Saved entries
..............................

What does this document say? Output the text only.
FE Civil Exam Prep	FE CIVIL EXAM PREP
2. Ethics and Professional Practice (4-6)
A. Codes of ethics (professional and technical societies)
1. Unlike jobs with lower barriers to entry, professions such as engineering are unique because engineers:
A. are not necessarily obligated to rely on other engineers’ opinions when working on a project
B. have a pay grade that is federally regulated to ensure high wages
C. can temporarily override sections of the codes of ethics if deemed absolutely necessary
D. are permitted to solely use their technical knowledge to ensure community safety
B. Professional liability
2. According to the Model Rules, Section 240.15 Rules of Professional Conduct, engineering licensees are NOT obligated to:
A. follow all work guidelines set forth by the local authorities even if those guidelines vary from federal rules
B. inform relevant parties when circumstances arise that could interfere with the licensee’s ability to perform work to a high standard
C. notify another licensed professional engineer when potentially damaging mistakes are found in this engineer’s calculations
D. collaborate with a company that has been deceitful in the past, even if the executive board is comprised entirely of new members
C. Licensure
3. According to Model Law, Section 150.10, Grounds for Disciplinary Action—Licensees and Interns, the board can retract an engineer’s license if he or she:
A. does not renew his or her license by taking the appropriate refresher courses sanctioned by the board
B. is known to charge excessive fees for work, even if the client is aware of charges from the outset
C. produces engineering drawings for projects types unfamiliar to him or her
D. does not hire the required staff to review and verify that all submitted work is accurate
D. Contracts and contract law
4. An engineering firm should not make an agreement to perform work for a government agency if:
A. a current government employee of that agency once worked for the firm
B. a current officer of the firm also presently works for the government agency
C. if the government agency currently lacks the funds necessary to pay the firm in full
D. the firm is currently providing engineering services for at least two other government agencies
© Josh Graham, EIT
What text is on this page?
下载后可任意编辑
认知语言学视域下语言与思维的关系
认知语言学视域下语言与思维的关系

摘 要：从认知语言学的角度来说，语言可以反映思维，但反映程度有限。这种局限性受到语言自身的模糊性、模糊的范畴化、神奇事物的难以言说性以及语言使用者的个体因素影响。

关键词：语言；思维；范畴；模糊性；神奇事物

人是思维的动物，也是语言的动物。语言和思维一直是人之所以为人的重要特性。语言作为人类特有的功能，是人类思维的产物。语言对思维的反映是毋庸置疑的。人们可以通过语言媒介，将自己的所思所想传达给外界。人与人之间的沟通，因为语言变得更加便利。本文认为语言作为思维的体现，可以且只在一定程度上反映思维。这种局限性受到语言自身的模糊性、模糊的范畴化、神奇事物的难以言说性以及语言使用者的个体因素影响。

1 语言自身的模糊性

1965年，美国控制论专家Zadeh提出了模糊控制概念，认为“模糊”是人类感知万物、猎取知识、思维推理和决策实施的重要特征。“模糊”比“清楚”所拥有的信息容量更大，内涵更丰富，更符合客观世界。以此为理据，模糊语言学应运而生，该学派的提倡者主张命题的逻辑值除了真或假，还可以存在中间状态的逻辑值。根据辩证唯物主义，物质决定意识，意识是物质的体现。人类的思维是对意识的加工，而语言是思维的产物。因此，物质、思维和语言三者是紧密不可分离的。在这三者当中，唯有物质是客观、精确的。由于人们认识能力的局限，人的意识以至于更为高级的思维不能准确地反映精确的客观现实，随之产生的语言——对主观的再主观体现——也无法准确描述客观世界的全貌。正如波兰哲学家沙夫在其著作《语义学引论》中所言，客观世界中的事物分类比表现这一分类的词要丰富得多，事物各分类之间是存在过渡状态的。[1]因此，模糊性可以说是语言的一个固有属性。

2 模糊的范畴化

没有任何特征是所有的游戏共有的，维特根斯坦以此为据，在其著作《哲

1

..............................

WRITTEN INSTRUCTION:
Set down nothing but the lines from the one with "What text is on this page?" through the end of the records, keeping each line exactly as written and including both ends.

WRITTEN RESPONSE:
What text is on this page?
下载后可任意编辑
认知语言学视域下语言与思维的关系
认知语言学视域下语言与思维的关系

摘 要：从认知语言学的角度来说，语言可以反映思维，但反映程度有限。这种局限性受到语言自身的模糊性、模糊的范畴化、神奇事物的难以言说性以及语言使用者的个体因素影响。

关键词：语言；思维；范畴；模糊性；神奇事物

人是思维的动物，也是语言的动物。语言和思维一直是人之所以为人的重要特性。语言作为人类特有的功能，是人类思维的产物。语言对思维的反映是毋庸置疑的。人们可以通过语言媒介，将自己的所思所想传达给外界。人与人之间的沟通，因为语言变得更加便利。本文认为语言作为思维的体现，可以且只在一定程度上反映思维。这种局限性受到语言自身的模糊性、模糊的范畴化、神奇事物的难以言说性以及语言使用者的个体因素影响。

1 语言自身的模糊性

1965年，美国控制论专家Zadeh提出了模糊控制概念，认为“模糊”是人类感知万物、猎取知识、思维推理和决策实施的重要特征。“模糊”比“清楚”所拥有的信息容量更大，内涵更丰富，更符合客观世界。以此为理据，模糊语言学应运而生，该学派的提倡者主张命题的逻辑值除了真或假，还可以存在中间状态的逻辑值。根据辩证唯物主义，物质决定意识，意识是物质的体现。人类的思维是对意识的加工，而语言是思维的产物。因此，物质、思维和语言三者是紧密不可分离的。在这三者当中，唯有物质是客观、精确的。由于人们认识能力的局限，人的意识以至于更为高级的思维不能准确地反映精确的客观现实，随之产生的语言——对主观的再主观体现——也无法准确描述客观世界的全貌。正如波兰哲学家沙夫在其著作《语义学引论》中所言，客观世界中的事物分类比表现这一分类的词要丰富得多，事物各分类之间是存在过渡状态的。[1]因此，模糊性可以说是语言的一个固有属性。

2 模糊的范畴化

没有任何特征是所有的游戏共有的，维特根斯坦以此为据，在其著作《哲

1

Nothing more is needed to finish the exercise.